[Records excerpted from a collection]
=====
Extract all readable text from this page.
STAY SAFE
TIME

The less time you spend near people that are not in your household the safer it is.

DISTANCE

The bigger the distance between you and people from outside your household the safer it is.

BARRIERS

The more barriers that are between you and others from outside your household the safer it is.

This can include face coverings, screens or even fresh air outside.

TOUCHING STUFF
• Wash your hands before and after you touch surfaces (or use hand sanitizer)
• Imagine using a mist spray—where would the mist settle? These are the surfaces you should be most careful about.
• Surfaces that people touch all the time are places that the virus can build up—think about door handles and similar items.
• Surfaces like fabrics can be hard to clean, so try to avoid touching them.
=====
#### EXERCISE:
Would you count the lines in the entries that hold "outside" and reply with only the count?

#### RESULT FOR THIS TASK:
3